WHAT NEEDS TO BE DONE
Find all lines in the listing that include the word "generations", then copy them.

(Recorded data)
BEGIN

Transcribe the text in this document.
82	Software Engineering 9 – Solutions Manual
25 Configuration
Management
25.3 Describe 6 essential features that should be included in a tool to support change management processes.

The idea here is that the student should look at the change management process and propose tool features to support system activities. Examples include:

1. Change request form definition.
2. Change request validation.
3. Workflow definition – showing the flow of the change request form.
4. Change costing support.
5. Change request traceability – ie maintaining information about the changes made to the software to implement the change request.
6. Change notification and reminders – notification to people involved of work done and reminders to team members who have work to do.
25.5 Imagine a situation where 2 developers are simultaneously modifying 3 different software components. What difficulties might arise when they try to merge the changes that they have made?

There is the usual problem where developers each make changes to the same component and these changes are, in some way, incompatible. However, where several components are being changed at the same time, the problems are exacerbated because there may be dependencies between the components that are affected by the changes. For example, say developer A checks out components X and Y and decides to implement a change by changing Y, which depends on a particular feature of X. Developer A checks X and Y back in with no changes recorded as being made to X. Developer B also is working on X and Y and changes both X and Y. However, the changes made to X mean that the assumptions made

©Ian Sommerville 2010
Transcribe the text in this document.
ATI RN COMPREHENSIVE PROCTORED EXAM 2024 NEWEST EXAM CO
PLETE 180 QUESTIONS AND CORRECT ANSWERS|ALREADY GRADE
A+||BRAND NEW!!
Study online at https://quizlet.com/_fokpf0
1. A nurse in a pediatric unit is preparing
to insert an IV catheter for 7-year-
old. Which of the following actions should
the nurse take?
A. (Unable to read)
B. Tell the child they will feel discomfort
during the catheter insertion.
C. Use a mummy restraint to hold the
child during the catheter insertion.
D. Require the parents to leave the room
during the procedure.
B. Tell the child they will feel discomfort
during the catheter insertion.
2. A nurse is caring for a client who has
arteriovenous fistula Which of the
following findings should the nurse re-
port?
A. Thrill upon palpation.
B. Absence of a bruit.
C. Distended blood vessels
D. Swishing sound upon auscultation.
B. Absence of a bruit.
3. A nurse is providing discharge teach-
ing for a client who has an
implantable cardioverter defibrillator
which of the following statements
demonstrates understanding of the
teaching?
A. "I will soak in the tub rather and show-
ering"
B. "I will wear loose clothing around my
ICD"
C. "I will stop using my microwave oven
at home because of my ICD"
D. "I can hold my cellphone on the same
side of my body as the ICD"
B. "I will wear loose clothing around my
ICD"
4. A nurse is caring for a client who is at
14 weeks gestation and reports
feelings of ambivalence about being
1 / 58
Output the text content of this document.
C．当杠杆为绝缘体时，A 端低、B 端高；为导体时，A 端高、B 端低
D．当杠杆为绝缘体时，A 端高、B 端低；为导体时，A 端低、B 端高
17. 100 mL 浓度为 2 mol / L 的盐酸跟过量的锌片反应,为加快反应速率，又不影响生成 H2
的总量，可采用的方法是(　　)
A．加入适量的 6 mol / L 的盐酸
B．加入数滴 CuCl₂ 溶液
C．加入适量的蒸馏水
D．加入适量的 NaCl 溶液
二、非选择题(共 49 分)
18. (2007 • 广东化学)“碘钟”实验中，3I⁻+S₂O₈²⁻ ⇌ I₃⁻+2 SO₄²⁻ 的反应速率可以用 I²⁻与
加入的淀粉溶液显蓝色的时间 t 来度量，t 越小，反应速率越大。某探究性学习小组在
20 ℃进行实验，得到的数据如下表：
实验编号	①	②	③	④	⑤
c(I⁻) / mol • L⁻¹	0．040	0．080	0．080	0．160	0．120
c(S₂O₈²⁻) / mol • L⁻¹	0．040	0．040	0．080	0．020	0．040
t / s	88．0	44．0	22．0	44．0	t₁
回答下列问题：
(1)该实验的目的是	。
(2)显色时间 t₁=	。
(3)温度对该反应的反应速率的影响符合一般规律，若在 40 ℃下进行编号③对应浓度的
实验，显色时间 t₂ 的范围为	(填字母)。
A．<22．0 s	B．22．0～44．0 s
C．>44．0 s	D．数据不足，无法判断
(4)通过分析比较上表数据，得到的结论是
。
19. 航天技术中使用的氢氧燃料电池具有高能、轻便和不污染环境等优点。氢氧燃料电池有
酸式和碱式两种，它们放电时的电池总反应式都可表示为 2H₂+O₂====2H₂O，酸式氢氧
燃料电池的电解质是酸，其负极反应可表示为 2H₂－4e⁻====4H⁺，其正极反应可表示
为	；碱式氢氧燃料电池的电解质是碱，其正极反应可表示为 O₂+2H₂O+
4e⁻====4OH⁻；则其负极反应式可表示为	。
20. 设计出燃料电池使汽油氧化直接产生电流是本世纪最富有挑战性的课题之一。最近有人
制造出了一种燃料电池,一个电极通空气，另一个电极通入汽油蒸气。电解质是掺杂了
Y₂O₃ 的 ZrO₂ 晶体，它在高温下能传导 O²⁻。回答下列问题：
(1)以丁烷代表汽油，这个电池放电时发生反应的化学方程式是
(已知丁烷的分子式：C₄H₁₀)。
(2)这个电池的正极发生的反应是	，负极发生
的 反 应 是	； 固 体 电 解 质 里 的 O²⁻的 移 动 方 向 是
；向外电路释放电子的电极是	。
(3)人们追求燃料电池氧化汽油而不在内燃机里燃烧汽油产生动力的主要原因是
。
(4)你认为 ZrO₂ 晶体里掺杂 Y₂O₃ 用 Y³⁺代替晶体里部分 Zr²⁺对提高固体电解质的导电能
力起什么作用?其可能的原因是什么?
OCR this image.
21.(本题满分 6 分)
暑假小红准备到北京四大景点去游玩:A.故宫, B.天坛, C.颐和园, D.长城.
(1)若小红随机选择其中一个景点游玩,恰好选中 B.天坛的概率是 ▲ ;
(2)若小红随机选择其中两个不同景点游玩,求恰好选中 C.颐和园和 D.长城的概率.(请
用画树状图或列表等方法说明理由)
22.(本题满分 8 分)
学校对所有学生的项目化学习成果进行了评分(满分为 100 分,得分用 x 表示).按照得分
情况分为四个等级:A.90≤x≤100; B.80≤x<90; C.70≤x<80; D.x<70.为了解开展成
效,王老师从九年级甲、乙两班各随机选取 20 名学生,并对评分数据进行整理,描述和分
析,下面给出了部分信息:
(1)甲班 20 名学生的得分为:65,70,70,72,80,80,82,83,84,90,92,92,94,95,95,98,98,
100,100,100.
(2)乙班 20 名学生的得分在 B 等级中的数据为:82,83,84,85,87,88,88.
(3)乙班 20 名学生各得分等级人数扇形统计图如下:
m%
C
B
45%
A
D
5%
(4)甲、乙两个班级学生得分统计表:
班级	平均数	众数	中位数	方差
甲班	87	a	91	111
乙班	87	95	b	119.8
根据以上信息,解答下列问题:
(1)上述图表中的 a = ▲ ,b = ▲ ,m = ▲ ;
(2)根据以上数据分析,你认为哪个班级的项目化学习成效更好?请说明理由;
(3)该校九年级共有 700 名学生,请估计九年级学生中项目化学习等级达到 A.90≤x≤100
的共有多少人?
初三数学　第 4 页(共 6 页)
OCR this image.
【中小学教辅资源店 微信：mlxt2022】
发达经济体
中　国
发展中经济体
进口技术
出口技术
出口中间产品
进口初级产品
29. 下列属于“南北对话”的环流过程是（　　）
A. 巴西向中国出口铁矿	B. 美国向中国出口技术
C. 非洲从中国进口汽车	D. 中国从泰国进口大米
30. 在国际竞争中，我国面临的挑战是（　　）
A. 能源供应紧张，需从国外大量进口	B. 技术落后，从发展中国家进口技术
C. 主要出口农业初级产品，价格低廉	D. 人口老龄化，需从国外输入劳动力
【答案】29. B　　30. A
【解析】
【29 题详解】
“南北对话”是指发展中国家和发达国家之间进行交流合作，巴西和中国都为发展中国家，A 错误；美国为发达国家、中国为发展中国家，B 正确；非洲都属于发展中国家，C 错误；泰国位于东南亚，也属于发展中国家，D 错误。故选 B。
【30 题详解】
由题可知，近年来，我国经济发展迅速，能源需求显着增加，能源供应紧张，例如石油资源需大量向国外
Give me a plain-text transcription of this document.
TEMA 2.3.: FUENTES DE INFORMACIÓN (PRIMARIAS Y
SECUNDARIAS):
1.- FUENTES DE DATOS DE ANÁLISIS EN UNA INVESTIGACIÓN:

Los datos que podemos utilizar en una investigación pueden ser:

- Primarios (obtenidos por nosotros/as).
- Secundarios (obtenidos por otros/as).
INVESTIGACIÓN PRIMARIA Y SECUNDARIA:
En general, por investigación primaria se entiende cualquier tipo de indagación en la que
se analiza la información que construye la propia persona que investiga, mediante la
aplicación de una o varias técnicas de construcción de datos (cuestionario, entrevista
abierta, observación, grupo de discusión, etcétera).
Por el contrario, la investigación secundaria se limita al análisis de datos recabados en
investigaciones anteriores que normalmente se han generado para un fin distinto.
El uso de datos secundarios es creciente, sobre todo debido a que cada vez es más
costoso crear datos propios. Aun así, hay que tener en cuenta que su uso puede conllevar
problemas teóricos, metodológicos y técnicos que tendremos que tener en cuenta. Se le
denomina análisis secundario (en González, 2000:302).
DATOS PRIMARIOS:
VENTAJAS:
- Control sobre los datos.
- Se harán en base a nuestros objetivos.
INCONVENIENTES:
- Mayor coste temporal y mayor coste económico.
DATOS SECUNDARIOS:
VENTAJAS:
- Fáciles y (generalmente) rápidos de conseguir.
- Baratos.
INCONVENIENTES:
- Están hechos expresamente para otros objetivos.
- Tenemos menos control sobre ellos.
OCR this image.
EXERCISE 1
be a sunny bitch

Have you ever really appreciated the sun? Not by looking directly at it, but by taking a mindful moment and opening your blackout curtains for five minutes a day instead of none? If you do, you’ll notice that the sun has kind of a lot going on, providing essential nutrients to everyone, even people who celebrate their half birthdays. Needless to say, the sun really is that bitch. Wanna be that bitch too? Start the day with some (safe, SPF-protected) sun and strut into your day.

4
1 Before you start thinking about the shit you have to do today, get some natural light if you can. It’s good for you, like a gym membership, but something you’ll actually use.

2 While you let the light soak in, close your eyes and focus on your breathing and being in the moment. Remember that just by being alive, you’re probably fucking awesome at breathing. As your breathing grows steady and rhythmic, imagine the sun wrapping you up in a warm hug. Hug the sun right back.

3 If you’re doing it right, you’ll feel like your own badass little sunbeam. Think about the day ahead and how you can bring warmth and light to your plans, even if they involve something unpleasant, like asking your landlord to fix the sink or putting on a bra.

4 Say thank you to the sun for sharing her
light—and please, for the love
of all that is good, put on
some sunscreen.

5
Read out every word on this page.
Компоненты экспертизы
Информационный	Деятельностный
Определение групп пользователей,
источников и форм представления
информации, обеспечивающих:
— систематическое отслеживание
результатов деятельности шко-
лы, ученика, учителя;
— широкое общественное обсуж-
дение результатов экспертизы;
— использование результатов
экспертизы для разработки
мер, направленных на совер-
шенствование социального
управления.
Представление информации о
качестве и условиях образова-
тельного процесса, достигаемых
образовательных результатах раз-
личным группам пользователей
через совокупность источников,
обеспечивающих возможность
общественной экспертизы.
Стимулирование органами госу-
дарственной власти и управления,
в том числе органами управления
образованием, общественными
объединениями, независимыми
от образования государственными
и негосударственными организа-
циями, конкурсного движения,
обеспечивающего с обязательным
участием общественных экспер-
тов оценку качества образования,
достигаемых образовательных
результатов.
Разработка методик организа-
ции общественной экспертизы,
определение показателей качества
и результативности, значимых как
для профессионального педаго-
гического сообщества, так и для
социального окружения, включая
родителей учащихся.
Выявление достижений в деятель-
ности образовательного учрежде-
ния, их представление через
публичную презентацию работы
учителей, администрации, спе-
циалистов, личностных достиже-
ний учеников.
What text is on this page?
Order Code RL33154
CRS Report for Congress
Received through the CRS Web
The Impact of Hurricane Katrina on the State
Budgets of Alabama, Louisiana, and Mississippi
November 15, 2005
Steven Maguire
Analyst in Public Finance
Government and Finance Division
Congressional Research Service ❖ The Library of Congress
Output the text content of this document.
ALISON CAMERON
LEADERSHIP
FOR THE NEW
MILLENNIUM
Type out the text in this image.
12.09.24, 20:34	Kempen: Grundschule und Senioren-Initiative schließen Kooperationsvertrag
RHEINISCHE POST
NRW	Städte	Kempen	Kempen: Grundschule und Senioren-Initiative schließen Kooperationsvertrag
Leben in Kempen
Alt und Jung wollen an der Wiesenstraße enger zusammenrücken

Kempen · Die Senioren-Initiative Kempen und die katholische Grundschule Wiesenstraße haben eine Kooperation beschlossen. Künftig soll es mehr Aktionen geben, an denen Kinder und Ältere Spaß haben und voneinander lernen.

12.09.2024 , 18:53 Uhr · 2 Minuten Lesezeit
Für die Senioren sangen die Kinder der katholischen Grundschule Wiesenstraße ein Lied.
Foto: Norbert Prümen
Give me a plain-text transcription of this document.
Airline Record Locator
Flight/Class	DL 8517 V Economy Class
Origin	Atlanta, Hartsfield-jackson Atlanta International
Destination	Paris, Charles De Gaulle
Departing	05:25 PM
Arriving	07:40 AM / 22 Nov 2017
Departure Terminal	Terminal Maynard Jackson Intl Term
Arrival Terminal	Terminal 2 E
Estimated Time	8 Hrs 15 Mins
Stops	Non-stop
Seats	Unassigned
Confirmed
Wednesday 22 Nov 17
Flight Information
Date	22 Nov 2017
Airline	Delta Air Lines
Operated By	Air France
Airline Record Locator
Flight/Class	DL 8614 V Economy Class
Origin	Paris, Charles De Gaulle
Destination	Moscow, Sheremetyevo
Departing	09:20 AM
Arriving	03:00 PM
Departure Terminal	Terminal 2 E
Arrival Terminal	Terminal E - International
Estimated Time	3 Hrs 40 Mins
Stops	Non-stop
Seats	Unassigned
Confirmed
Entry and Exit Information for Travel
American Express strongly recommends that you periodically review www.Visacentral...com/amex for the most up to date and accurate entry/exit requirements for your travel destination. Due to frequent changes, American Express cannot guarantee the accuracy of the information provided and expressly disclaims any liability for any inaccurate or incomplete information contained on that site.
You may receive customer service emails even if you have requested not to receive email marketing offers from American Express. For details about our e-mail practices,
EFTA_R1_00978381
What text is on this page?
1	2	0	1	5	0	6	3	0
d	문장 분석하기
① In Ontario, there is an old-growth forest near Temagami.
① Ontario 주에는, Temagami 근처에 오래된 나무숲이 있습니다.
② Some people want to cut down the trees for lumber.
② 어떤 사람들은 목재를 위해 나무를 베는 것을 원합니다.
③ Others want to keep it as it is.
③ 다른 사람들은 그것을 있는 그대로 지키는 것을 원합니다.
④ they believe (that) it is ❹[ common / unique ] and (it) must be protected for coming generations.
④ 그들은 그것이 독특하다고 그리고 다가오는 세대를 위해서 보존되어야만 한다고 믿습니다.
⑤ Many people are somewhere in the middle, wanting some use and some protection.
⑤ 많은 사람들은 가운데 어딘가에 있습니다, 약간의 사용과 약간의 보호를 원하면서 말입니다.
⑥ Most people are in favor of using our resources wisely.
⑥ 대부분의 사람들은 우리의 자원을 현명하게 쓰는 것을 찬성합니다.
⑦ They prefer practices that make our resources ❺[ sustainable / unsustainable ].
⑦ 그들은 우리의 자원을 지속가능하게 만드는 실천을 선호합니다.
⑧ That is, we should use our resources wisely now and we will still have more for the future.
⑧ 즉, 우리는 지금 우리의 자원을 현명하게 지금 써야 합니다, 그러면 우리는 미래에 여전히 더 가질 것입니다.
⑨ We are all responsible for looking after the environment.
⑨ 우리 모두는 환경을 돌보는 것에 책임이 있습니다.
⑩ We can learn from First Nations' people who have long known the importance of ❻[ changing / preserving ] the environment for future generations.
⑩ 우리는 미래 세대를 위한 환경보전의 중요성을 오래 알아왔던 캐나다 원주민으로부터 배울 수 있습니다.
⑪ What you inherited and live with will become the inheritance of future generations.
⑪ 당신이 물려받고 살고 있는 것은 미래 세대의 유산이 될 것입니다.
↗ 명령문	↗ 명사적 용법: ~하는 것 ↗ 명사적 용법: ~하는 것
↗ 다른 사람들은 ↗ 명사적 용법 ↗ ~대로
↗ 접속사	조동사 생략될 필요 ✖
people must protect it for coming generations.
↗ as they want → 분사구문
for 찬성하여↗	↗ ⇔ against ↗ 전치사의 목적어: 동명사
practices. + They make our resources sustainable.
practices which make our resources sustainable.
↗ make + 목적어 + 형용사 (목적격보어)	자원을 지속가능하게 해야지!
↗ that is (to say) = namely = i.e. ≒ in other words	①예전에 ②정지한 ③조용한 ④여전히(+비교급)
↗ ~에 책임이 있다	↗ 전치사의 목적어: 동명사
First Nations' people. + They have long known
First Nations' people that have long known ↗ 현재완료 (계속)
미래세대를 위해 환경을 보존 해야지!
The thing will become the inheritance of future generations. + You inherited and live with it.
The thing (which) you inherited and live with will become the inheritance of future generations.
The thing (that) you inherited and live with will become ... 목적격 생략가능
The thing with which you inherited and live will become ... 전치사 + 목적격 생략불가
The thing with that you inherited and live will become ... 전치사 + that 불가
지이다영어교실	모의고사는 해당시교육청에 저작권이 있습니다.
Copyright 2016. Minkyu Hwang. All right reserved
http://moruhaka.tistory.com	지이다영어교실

END

WRITTEN RESPONSE
④ they believe (that) it is ❹[ common / unique ] and (it) must be protected for coming generations.
⑩ We can learn from First Nations' people who have long known the importance of ❻[ changing / preserving ] the environment for future generations.
⑪ What you inherited and live with will become the inheritance of future generations.
people must protect it for coming generations.
The thing will become the inheritance of future generations. + You inherited and live with it.
The thing (which) you inherited and live with will become the inheritance of future generations.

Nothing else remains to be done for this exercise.